▸ **Exercise 1**
In the excerpt on polypyrrole-coated scaffolds for spinal cord injury, what conductivity was measured for the PPy coating?
▸ **Exercise 2**
Write the next part of the excerpt on polypyrrole-coated scaffolds for spinal cord injury, starting after its final sentence.

▸ **Excerpt**
This work focused on producing novel EC scaffolds for spinal cord injury by coating 3D-printed polycaprolactone (PCL) with polypyrrole (PPy) and assessing its suitability as a substrate for neuronal growth.
Methodology
PCL scaffolds consisting of multiple interlocking ‘axon’ channels were 3D-printed (Allevi 2 printer). PPy was then polymerised in situ to form an EC coating2. Electroconductivity was measured via the 4-point method and surface morphology and coating thickness were assessed using SEM.. Biocompatibility was tested by seeding SH-SY5Y neurons on PPy/PCL films and measuring metabolic activity and total cellular DNA. Neurons were immunostained for beta-III tubulin, counterstained with DAPI for nuclei and imaged using a Nikon 90i fluorescent microscope to determine neurite outgrowth. Images were analysed using ImageJ.
Results
A method was developed to coat complex 3D-printed PCL structures with a biocompatible, EC PPy layer. SEM images of coated films show that PPy forms a network of particles over the PCL surface. Conductivity of the PPy coating was 15 ± 5 S/m, rendering the scaffold suitably electroconductive for biological applications. In cultures of SH-SY5Y neurons on 2D PCL and PPy/PCL films, metabolic rate and total cellular DNA increased significantly (p<0.05) in both groups between day 1 and 3, with no significant difference in either metric between groups, showing the PPy coating is as biocompatible as uncoated PCL, providing a suitable substrate for neural proliferation. Neurons cultured on both film types (7 days) exhibited robust neurite outgrowth and typical morphology with no significant difference in cell number or neurite length between groups, confirming neuronal viability.

▸ **Excerpted data**
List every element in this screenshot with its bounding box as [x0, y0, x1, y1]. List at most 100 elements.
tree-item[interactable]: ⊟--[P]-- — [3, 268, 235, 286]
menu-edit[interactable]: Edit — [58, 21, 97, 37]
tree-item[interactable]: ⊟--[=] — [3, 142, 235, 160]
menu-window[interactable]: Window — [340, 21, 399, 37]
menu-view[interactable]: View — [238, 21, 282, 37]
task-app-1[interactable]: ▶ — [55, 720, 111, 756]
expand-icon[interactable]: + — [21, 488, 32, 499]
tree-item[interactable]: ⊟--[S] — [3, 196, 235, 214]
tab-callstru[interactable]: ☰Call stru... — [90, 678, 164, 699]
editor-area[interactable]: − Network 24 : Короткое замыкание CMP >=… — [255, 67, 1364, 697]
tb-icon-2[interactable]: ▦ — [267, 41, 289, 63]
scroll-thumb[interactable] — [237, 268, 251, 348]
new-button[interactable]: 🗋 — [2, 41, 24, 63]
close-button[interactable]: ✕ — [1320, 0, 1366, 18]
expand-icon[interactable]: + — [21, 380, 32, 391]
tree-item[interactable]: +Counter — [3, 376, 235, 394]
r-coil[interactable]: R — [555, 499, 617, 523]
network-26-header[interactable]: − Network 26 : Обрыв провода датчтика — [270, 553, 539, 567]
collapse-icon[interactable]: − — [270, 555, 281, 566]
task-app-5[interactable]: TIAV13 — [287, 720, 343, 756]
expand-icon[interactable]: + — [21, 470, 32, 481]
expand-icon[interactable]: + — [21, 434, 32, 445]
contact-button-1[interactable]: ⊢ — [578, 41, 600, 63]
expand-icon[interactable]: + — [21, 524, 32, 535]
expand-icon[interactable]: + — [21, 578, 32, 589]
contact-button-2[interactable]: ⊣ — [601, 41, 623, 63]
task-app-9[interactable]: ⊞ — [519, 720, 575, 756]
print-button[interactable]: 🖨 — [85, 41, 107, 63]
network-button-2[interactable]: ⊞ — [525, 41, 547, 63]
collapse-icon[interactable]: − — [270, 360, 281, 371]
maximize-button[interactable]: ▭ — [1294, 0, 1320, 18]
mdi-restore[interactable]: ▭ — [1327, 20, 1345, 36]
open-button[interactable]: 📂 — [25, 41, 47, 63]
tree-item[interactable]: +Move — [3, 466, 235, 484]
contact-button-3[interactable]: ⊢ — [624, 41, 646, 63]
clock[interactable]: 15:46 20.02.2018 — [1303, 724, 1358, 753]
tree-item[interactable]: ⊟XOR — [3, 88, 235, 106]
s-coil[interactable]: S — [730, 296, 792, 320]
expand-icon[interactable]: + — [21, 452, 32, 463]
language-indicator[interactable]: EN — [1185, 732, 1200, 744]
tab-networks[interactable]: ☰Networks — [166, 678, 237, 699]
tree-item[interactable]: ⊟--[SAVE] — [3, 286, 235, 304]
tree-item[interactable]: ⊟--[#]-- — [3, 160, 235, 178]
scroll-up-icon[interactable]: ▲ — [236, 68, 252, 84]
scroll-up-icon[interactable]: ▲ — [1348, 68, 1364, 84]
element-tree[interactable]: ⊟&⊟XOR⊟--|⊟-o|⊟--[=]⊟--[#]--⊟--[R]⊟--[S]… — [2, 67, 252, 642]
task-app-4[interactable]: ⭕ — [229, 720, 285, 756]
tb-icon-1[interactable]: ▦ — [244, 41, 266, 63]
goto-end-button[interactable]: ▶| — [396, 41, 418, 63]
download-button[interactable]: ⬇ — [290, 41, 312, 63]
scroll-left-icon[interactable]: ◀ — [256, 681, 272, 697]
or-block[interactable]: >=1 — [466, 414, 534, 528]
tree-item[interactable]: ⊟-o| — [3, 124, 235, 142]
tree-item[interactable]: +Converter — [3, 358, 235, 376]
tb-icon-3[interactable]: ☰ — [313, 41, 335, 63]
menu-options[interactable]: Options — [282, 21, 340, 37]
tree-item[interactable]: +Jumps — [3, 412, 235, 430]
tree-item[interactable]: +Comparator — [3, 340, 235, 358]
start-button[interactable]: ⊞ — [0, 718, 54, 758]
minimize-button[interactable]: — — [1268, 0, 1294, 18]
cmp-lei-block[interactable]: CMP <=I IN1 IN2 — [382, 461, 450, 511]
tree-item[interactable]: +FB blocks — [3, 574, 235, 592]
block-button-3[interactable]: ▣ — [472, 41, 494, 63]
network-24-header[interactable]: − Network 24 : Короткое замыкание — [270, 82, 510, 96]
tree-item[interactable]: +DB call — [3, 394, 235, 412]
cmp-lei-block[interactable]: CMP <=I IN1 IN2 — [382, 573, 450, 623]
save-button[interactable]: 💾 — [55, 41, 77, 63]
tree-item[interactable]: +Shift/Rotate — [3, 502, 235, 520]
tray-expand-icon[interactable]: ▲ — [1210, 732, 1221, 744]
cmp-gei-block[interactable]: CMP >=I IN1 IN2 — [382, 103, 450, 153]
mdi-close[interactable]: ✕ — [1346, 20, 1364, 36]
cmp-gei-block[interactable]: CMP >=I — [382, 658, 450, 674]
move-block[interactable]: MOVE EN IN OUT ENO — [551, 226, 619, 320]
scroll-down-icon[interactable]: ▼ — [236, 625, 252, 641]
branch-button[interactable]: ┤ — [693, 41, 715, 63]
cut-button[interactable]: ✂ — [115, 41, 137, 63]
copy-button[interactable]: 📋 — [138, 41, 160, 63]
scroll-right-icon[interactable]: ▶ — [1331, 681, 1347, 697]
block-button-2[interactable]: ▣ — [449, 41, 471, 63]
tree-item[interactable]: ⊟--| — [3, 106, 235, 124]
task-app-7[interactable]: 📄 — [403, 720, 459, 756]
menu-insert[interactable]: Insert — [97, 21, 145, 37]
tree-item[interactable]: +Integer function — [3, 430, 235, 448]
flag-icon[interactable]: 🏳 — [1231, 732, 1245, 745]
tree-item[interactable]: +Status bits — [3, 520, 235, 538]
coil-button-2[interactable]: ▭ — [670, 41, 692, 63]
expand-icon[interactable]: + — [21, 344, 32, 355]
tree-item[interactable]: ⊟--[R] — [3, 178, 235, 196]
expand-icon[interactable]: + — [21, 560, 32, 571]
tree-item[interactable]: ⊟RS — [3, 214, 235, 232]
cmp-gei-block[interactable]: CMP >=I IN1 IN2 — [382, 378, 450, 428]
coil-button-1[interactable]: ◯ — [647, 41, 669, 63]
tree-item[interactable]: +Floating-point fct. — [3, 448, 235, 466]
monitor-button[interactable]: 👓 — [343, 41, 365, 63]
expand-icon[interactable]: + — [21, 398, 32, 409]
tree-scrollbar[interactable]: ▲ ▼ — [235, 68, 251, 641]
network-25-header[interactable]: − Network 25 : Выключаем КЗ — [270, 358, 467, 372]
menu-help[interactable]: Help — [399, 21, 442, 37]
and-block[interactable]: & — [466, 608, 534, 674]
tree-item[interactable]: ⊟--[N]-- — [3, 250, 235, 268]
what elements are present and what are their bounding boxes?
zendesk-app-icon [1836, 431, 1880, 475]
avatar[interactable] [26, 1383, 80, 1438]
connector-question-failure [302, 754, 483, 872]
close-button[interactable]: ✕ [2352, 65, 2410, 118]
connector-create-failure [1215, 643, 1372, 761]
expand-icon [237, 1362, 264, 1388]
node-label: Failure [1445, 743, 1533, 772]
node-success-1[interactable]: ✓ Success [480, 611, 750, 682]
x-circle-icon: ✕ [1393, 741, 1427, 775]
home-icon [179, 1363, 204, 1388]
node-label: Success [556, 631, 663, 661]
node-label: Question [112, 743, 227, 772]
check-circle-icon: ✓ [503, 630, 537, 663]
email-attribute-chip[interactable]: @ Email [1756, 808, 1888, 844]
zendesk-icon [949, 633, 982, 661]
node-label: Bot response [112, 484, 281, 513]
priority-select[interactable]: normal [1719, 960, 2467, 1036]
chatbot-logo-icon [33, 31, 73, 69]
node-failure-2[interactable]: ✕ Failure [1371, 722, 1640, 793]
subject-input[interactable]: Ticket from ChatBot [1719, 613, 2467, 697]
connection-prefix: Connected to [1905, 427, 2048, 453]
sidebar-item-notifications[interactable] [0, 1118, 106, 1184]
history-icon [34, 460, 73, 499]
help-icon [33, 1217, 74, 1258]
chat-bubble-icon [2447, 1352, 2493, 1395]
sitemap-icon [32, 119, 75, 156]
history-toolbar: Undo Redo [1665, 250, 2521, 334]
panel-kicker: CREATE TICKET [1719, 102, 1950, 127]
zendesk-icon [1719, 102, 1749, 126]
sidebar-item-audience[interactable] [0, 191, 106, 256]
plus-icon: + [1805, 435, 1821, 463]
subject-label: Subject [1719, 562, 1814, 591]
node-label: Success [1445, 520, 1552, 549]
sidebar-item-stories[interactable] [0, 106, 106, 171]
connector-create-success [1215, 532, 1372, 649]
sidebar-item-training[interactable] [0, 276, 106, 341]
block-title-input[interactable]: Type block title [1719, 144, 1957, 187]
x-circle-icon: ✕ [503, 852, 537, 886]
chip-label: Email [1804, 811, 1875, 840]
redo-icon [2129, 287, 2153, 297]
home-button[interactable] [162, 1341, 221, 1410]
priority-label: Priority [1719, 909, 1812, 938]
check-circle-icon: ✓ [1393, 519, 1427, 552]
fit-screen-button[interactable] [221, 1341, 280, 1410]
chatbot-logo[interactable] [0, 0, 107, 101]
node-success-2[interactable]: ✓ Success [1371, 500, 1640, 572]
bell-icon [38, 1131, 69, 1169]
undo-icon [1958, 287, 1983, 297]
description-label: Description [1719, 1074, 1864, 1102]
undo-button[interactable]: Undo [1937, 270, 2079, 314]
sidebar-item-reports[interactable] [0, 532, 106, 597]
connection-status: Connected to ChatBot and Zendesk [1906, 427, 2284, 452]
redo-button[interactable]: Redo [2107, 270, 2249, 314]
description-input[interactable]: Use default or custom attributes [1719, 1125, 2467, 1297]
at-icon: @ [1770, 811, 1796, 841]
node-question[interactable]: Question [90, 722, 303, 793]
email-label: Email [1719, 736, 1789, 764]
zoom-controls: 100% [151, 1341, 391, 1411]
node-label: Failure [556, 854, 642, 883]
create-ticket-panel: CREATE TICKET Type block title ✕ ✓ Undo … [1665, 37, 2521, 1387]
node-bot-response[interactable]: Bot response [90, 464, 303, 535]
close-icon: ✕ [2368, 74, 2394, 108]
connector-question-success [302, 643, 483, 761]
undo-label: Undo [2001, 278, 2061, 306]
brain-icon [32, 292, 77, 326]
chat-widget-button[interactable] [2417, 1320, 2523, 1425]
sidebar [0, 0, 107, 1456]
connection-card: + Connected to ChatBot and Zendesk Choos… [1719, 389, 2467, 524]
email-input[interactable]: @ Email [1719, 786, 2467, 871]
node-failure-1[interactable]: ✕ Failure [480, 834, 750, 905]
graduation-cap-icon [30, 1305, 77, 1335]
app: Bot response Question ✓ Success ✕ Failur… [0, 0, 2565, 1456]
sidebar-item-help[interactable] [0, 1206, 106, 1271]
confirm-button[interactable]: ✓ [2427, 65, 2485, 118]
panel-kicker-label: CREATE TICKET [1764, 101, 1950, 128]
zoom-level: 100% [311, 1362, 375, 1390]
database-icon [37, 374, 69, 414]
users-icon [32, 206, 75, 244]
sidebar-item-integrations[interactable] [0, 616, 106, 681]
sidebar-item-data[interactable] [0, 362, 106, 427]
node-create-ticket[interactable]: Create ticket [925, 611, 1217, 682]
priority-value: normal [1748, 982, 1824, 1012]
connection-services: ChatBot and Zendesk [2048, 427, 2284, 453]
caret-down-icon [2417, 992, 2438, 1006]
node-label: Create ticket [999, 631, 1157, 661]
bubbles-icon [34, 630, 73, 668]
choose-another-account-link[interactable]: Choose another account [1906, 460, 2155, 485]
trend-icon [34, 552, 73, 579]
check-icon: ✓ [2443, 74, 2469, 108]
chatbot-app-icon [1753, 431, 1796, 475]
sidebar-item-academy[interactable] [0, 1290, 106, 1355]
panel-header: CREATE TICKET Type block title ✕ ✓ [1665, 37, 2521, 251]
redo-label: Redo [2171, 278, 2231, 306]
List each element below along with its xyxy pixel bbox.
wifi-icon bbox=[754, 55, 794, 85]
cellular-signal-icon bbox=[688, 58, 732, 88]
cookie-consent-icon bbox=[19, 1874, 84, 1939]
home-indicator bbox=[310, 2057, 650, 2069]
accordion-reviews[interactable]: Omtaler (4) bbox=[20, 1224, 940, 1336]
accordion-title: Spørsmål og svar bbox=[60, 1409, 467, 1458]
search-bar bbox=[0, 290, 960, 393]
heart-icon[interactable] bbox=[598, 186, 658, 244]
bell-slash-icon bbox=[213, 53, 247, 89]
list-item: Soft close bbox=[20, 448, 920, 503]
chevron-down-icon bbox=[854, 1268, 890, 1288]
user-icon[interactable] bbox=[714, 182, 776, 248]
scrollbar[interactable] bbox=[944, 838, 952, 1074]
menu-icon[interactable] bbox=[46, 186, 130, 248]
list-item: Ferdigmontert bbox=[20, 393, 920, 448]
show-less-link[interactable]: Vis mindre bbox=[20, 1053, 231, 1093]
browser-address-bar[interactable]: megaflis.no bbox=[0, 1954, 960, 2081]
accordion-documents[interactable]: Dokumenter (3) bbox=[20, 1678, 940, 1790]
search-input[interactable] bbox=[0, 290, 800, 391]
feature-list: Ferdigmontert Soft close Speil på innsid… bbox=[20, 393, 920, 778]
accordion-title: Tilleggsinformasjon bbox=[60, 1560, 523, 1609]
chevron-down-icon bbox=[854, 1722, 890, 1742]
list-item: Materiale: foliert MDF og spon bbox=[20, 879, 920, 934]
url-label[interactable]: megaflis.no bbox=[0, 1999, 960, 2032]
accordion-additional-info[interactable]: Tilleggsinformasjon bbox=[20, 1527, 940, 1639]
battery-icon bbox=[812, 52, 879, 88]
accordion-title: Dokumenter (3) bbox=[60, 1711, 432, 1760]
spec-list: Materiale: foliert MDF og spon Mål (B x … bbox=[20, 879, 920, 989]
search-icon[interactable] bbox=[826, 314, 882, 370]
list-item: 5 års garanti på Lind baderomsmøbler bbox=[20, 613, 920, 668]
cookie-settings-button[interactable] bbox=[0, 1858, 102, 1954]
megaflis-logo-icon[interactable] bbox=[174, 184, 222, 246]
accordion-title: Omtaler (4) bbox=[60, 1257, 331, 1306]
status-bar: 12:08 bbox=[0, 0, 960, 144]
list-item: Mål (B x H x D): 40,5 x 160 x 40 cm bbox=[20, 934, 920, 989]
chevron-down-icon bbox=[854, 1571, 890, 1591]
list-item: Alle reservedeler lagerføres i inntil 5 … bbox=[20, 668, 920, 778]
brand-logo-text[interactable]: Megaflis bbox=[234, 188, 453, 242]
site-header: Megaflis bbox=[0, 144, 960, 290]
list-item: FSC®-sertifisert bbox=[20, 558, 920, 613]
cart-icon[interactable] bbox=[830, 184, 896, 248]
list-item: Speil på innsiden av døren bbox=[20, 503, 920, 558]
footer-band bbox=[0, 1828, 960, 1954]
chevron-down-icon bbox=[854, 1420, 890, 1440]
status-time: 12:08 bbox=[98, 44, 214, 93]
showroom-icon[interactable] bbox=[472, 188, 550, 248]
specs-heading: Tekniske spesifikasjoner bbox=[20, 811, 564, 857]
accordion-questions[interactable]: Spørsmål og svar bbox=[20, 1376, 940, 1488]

▸ **Written response 1**
15 ± 5 S/m

▸ **Written response 2**
Conclusion
Biocompatible, 3D EC scaffolds with complex architectures were produced for SCI repair. Coating 3D-printable PCL with EC PPy allows printing of biocompatible EC structures with precise, controlled geometries and porosities that can match the organisation of grey and white matter tracts in the cord. Conductivity of the PPy coating is over 30 times higher than central nervous system grey matter, and 8 times higher than cerebrospinal fluid, potentially allowing for efficient direction of electrical stimulation3. Taken together, these data indicate that PPy/PCL is biocompatible, supports neuronal growth and is a suitable substrate for growth of spinal cord neurons. Ongoing optimisation work will determine the ability of the EC scaffold to increase efficacy of ES to further promote neurite extension as a prerequisite for SCI applications.
References
ACKNOWLEDGEMENTS
Research was funded by Irish Rugby Football Union Charitable Trust and Science Foundation Ireland Advanced Materials and Bioengineering Research (AMBER) Centre (SFI/12/RC/2278_P2).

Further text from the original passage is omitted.